--- Begin Data ---

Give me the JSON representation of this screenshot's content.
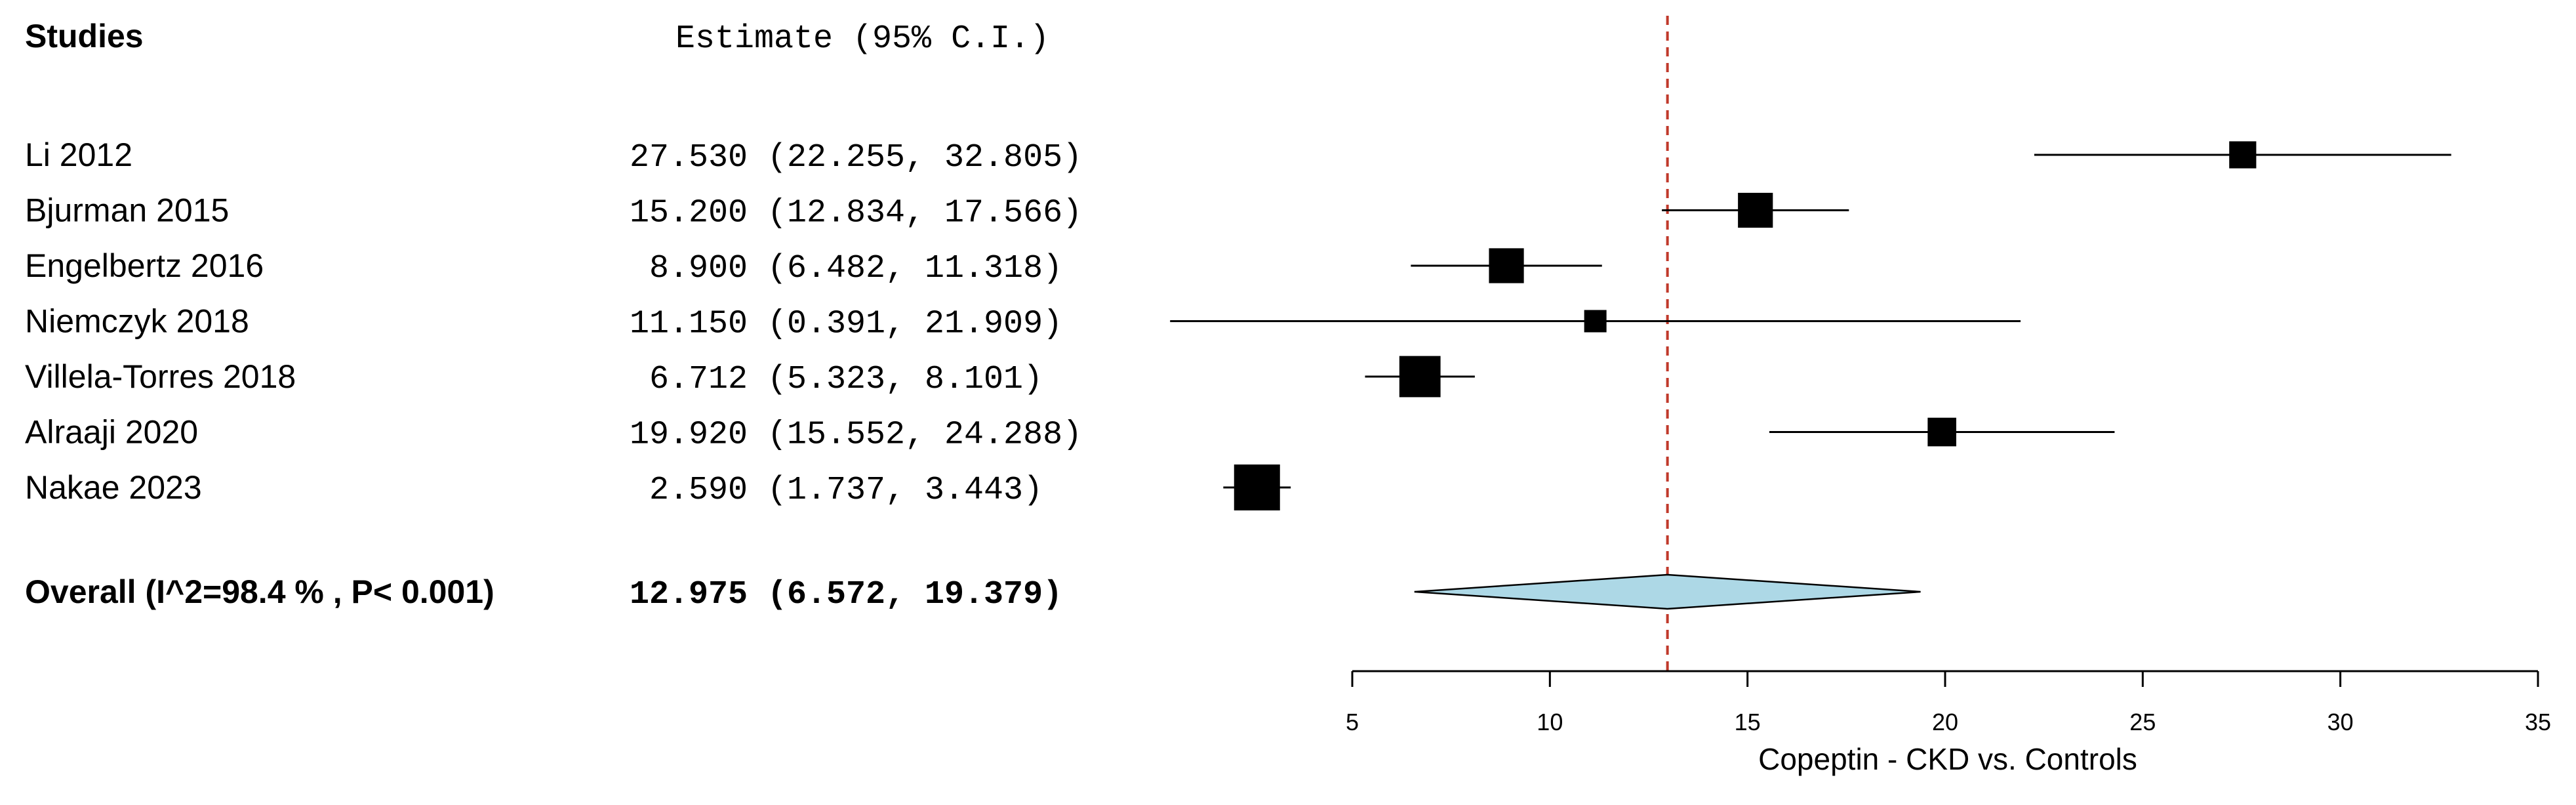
{
  "chart_data": {
    "type": "forest",
    "header": {
      "studies_label": "Studies",
      "estimate_label": "Estimate (95% C.I.)"
    },
    "studies": [
      {
        "name": "Li 2012",
        "estimate_text": "27.530",
        "ci_text": "(22.255, 32.805)",
        "estimate": 27.53,
        "lower": 22.255,
        "upper": 32.805,
        "weight": 0.4
      },
      {
        "name": "Bjurman 2015",
        "estimate_text": "15.200",
        "ci_text": "(12.834, 17.566)",
        "estimate": 15.2,
        "lower": 12.834,
        "upper": 17.566,
        "weight": 0.65
      },
      {
        "name": "Engelbertz 2016",
        "estimate_text": "8.900",
        "ci_text": "(6.482, 11.318)",
        "estimate": 8.9,
        "lower": 6.482,
        "upper": 11.318,
        "weight": 0.65
      },
      {
        "name": "Niemczyk 2018",
        "estimate_text": "11.150",
        "ci_text": "(0.391, 21.909)",
        "estimate": 11.15,
        "lower": 0.391,
        "upper": 21.909,
        "weight": 0.25
      },
      {
        "name": "Villela-Torres 2018",
        "estimate_text": "6.712",
        "ci_text": "(5.323, 8.101)",
        "estimate": 6.712,
        "lower": 5.323,
        "upper": 8.101,
        "weight": 0.85
      },
      {
        "name": "Alraaji 2020",
        "estimate_text": "19.920",
        "ci_text": "(15.552, 24.288)",
        "estimate": 19.92,
        "lower": 15.552,
        "upper": 24.288,
        "weight": 0.45
      },
      {
        "name": "Nakae 2023",
        "estimate_text": "2.590",
        "ci_text": "(1.737, 3.443)",
        "estimate": 2.59,
        "lower": 1.737,
        "upper": 3.443,
        "weight": 1.0
      }
    ],
    "overall": {
      "name": "Overall (I^2=98.4 % , P< 0.001)",
      "estimate_text": "12.975",
      "ci_text": "(6.572, 19.379)",
      "estimate": 12.975,
      "lower": 6.572,
      "upper": 19.379
    },
    "x_ticks": [
      5,
      10,
      15,
      20,
      25,
      30,
      35
    ],
    "x_tick_labels": [
      "5",
      "10",
      "15",
      "20",
      "25",
      "30",
      "35"
    ],
    "xlim": [
      5,
      35
    ],
    "xlabel": "Copeptin - CKD vs. Controls",
    "reference_line": 12.975,
    "colors": {
      "diamond_fill": "#add8e6",
      "reference_line": "#c0392b",
      "marker": "#000000"
    }
  }
}
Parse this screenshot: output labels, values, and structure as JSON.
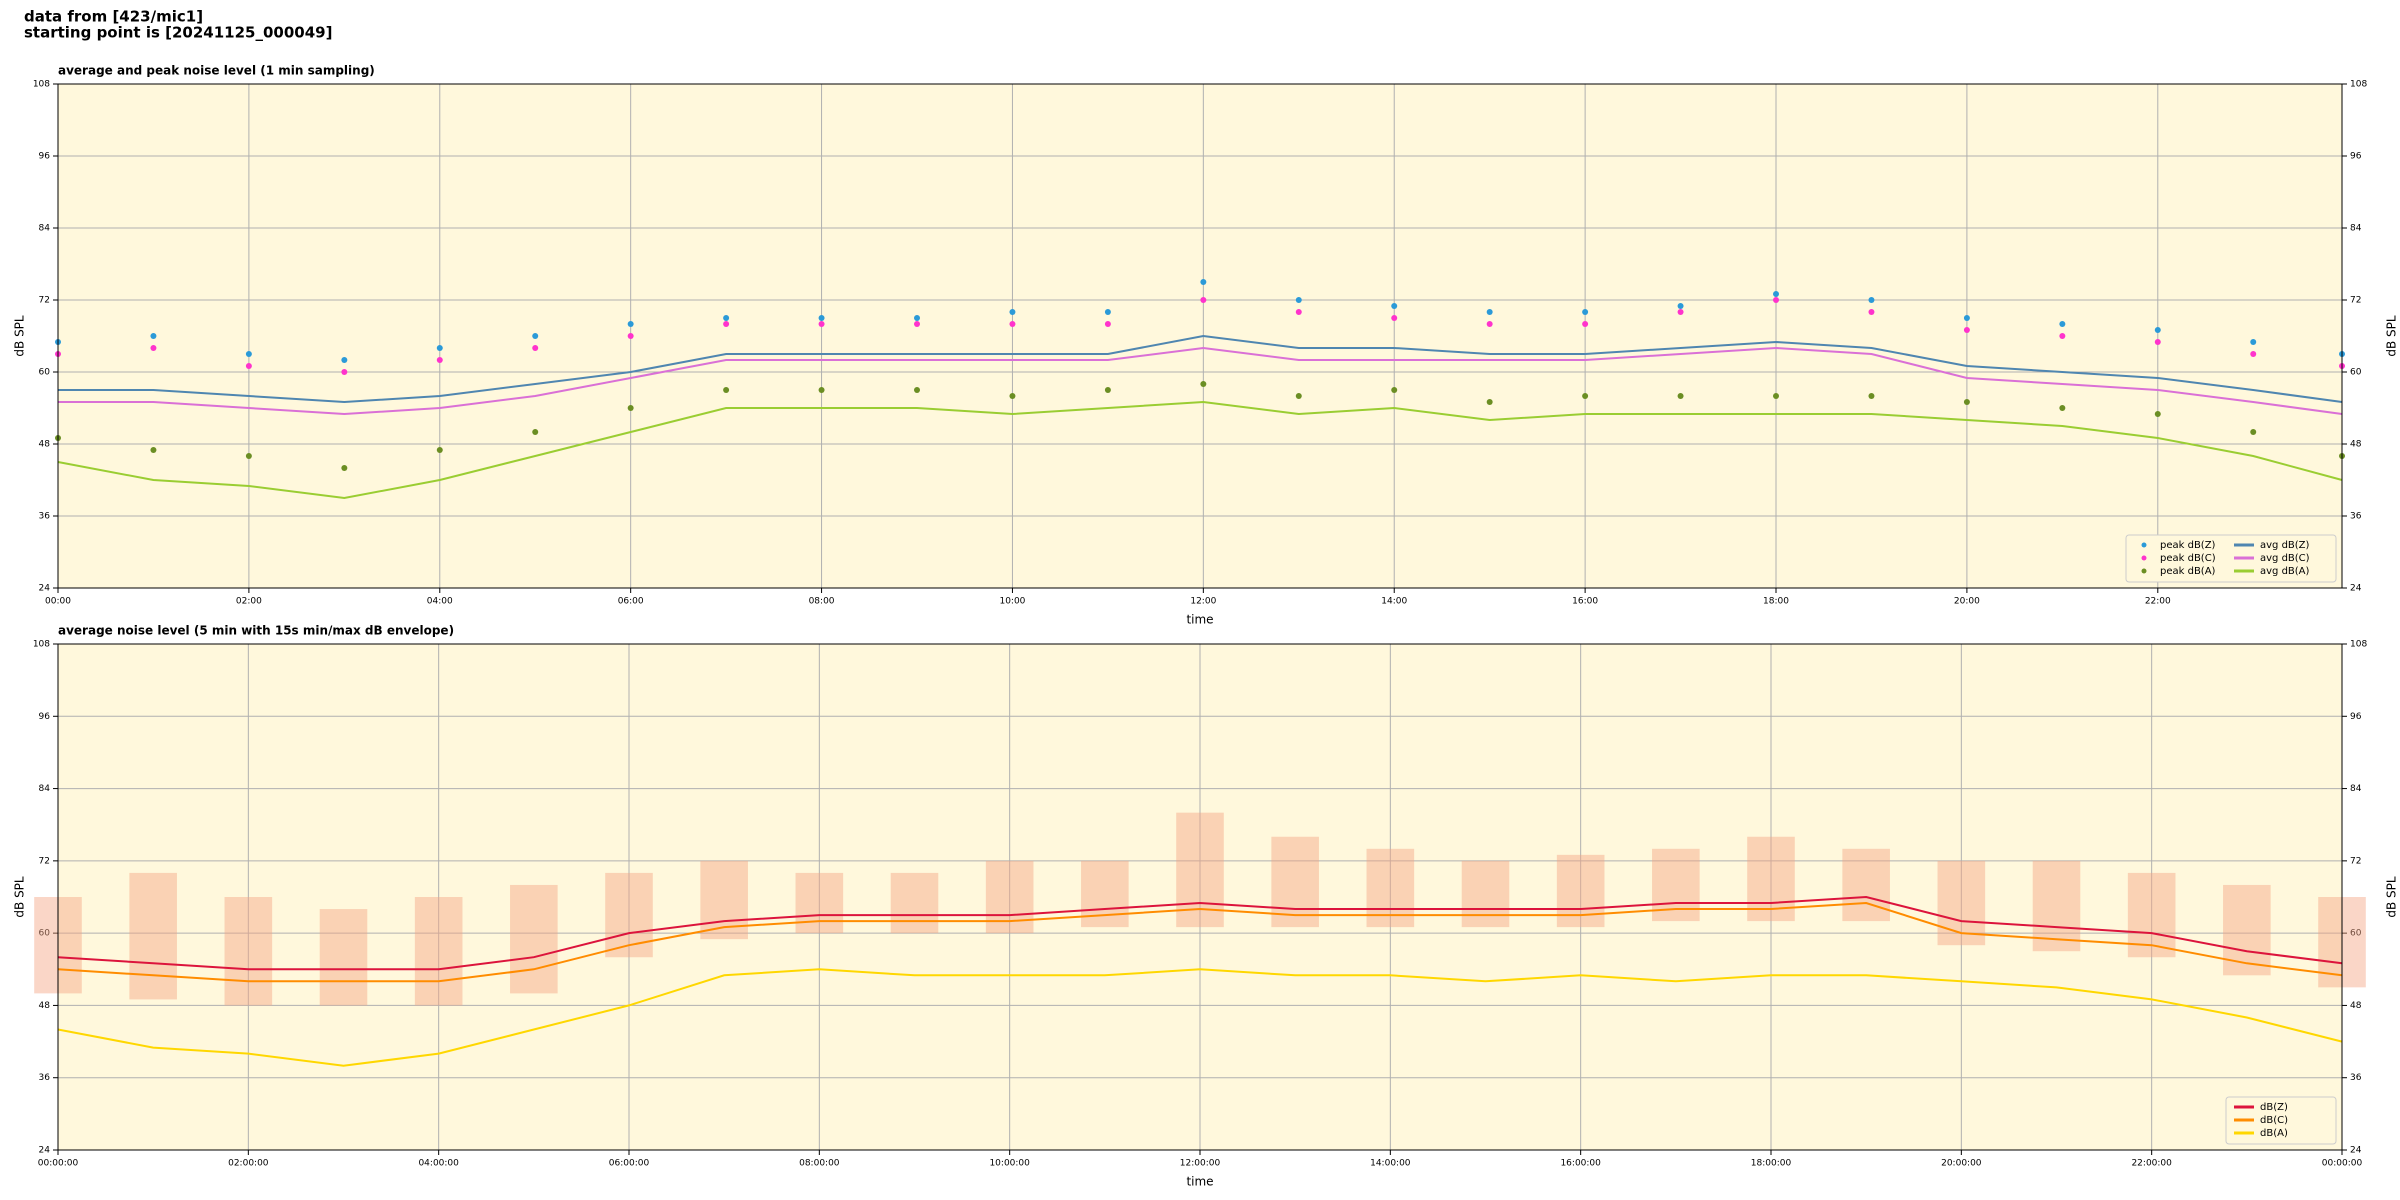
{
  "header": {
    "line1": "data from [423/mic1]",
    "line2": "starting point is [20241125_000049]"
  },
  "chart_data": [
    {
      "type": "line",
      "title": "average and peak noise level (1 min sampling)",
      "xlabel": "time",
      "ylabel": "dB SPL",
      "xlim": [
        0,
        23.93
      ],
      "ylim": [
        24,
        108
      ],
      "grid": true,
      "legend": "lower right",
      "legend_columns": 2,
      "background": "#fff8dc",
      "yticks": [
        24,
        36,
        48,
        60,
        72,
        84,
        96,
        108
      ],
      "xticks": [
        {
          "value": 0,
          "label": "00:00"
        },
        {
          "value": 2,
          "label": "02:00"
        },
        {
          "value": 4,
          "label": "04:00"
        },
        {
          "value": 6,
          "label": "06:00"
        },
        {
          "value": 8,
          "label": "08:00"
        },
        {
          "value": 10,
          "label": "10:00"
        },
        {
          "value": 12,
          "label": "12:00"
        },
        {
          "value": 14,
          "label": "14:00"
        },
        {
          "value": 16,
          "label": "16:00"
        },
        {
          "value": 18,
          "label": "18:00"
        },
        {
          "value": 20,
          "label": "20:00"
        },
        {
          "value": 22,
          "label": "22:00"
        }
      ],
      "x": [
        0,
        1,
        2,
        3,
        4,
        5,
        6,
        7,
        8,
        9,
        10,
        11,
        12,
        13,
        14,
        15,
        16,
        17,
        18,
        19,
        20,
        21,
        22,
        23,
        23.93
      ],
      "series": [
        {
          "name": "peak dB(Z)",
          "color": "#2b9ad8",
          "style": "markers",
          "values": [
            65,
            66,
            63,
            62,
            64,
            66,
            68,
            69,
            69,
            69,
            70,
            70,
            75,
            72,
            71,
            70,
            70,
            71,
            73,
            72,
            69,
            68,
            67,
            65,
            63
          ]
        },
        {
          "name": "peak dB(C)",
          "color": "#ff33cc",
          "style": "markers",
          "values": [
            63,
            64,
            61,
            60,
            62,
            64,
            66,
            68,
            68,
            68,
            68,
            68,
            72,
            70,
            69,
            68,
            68,
            70,
            72,
            70,
            67,
            66,
            65,
            63,
            61
          ]
        },
        {
          "name": "peak dB(A)",
          "color": "#6b8e23",
          "style": "markers",
          "values": [
            49,
            47,
            46,
            44,
            47,
            50,
            54,
            57,
            57,
            57,
            56,
            57,
            58,
            56,
            57,
            55,
            56,
            56,
            56,
            56,
            55,
            54,
            53,
            50,
            46
          ]
        },
        {
          "name": "avg dB(Z)",
          "color": "#4f86b0",
          "style": "line",
          "values": [
            57,
            57,
            56,
            55,
            56,
            58,
            60,
            63,
            63,
            63,
            63,
            63,
            66,
            64,
            64,
            63,
            63,
            64,
            65,
            64,
            61,
            60,
            59,
            57,
            55
          ]
        },
        {
          "name": "avg dB(C)",
          "color": "#da70d6",
          "style": "line",
          "values": [
            55,
            55,
            54,
            53,
            54,
            56,
            59,
            62,
            62,
            62,
            62,
            62,
            64,
            62,
            62,
            62,
            62,
            63,
            64,
            63,
            59,
            58,
            57,
            55,
            53
          ]
        },
        {
          "name": "avg dB(A)",
          "color": "#9acd32",
          "style": "line",
          "values": [
            45,
            42,
            41,
            39,
            42,
            46,
            50,
            54,
            54,
            54,
            53,
            54,
            55,
            53,
            54,
            52,
            53,
            53,
            53,
            53,
            52,
            51,
            49,
            46,
            42
          ]
        }
      ]
    },
    {
      "type": "line",
      "title": "average noise level (5 min with 15s min/max dB envelope)",
      "xlabel": "time",
      "ylabel": "dB SPL",
      "xlim": [
        0,
        24
      ],
      "ylim": [
        24,
        108
      ],
      "grid": true,
      "legend": "lower right",
      "legend_columns": 1,
      "background": "#fff8dc",
      "yticks": [
        24,
        36,
        48,
        60,
        72,
        84,
        96,
        108
      ],
      "xticks": [
        {
          "value": 0,
          "label": "00:00:00"
        },
        {
          "value": 2,
          "label": "02:00:00"
        },
        {
          "value": 4,
          "label": "04:00:00"
        },
        {
          "value": 6,
          "label": "06:00:00"
        },
        {
          "value": 8,
          "label": "08:00:00"
        },
        {
          "value": 10,
          "label": "10:00:00"
        },
        {
          "value": 12,
          "label": "12:00:00"
        },
        {
          "value": 14,
          "label": "14:00:00"
        },
        {
          "value": 16,
          "label": "16:00:00"
        },
        {
          "value": 18,
          "label": "18:00:00"
        },
        {
          "value": 20,
          "label": "20:00:00"
        },
        {
          "value": 22,
          "label": "22:00:00"
        },
        {
          "value": 24,
          "label": "00:00:00"
        }
      ],
      "x": [
        0,
        1,
        2,
        3,
        4,
        5,
        6,
        7,
        8,
        9,
        10,
        11,
        12,
        13,
        14,
        15,
        16,
        17,
        18,
        19,
        20,
        21,
        22,
        23,
        24
      ],
      "envelope": {
        "color": "#f4a582",
        "lower": [
          50,
          49,
          48,
          48,
          48,
          50,
          56,
          59,
          60,
          60,
          60,
          61,
          61,
          61,
          61,
          61,
          61,
          62,
          62,
          62,
          58,
          57,
          56,
          53,
          51
        ],
        "upper": [
          66,
          70,
          66,
          64,
          66,
          68,
          70,
          72,
          70,
          70,
          72,
          72,
          80,
          76,
          74,
          72,
          73,
          74,
          76,
          74,
          72,
          72,
          70,
          68,
          66
        ]
      },
      "series": [
        {
          "name": "dB(Z)",
          "color": "#dc143c",
          "style": "line",
          "values": [
            56,
            55,
            54,
            54,
            54,
            56,
            60,
            62,
            63,
            63,
            63,
            64,
            65,
            64,
            64,
            64,
            64,
            65,
            65,
            66,
            62,
            61,
            60,
            57,
            55
          ]
        },
        {
          "name": "dB(C)",
          "color": "#ff8c00",
          "style": "line",
          "values": [
            54,
            53,
            52,
            52,
            52,
            54,
            58,
            61,
            62,
            62,
            62,
            63,
            64,
            63,
            63,
            63,
            63,
            64,
            64,
            65,
            60,
            59,
            58,
            55,
            53
          ]
        },
        {
          "name": "dB(A)",
          "color": "#ffd700",
          "style": "line",
          "values": [
            44,
            41,
            40,
            38,
            40,
            44,
            48,
            53,
            54,
            53,
            53,
            53,
            54,
            53,
            53,
            52,
            53,
            52,
            53,
            53,
            52,
            51,
            49,
            46,
            42
          ]
        }
      ]
    }
  ]
}
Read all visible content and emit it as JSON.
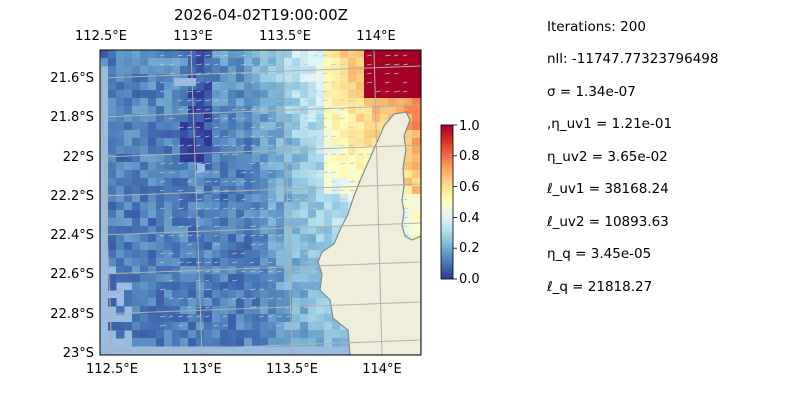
{
  "title": "2026-04-02T19:00:00Z",
  "lon_ticks": [
    "112.5°E",
    "113°E",
    "113.5°E",
    "114°E"
  ],
  "lat_ticks": [
    "21.6°S",
    "21.8°S",
    "22°S",
    "22.2°S",
    "22.4°S",
    "22.6°S",
    "22.8°S",
    "23°S"
  ],
  "colorbar": {
    "ticks": [
      "0.0",
      "0.2",
      "0.4",
      "0.6",
      "0.8",
      "1.0"
    ],
    "range": [
      0,
      1
    ],
    "colormap": "RdYlBu_r"
  },
  "stats": [
    "Iterations: 200",
    "nll: -11747.77323796498",
    "σ = 1.34e-07",
    ",η_uv1 = 1.21e-01",
    "η_uv2 = 3.65e-02",
    "ℓ_uv1 = 38168.24",
    "ℓ_uv2 = 10893.63",
    "η_q = 3.45e-05",
    "ℓ_q = 21818.27"
  ],
  "colors": {
    "ocean": "#9bbce1",
    "land": "#efeedb",
    "coast": "#808a98",
    "grid": "#b0b0b0"
  }
}
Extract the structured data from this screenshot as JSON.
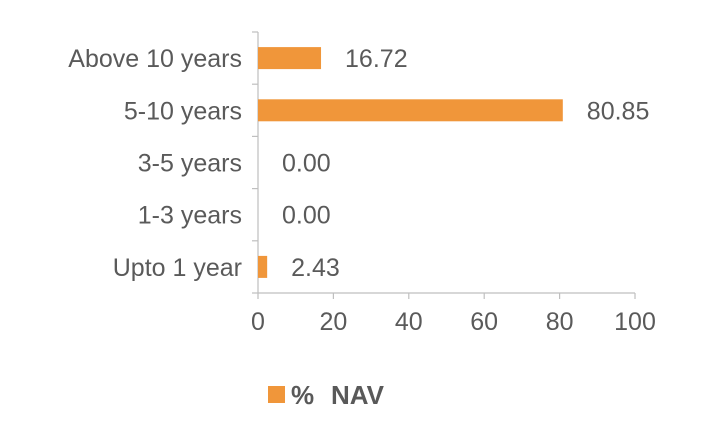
{
  "chart_data": {
    "type": "bar",
    "orientation": "horizontal",
    "categories": [
      "Above 10 years",
      "5-10 years",
      "3-5 years",
      "1-3 years",
      "Upto 1 year"
    ],
    "series": [
      {
        "name": "% NAV",
        "values": [
          16.72,
          80.85,
          0.0,
          0.0,
          2.43
        ],
        "color": "#f0963a"
      }
    ],
    "data_labels": [
      "16.72",
      "80.85",
      "0.00",
      "0.00",
      "2.43"
    ],
    "xlim": [
      0,
      100
    ],
    "xticks": [
      0,
      20,
      40,
      60,
      80,
      100
    ],
    "grid": false,
    "legend": {
      "position": "bottom",
      "label_symbol": "%",
      "label_text": "NAV"
    }
  },
  "colors": {
    "bar": "#f0963a",
    "axis": "#bfbfbf",
    "text": "#5a5a5a"
  }
}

--- End Data ---

§ **Problem statement**
In the records above, how many lines contain the word "peak"? Give the number alone.

§ **The result**
4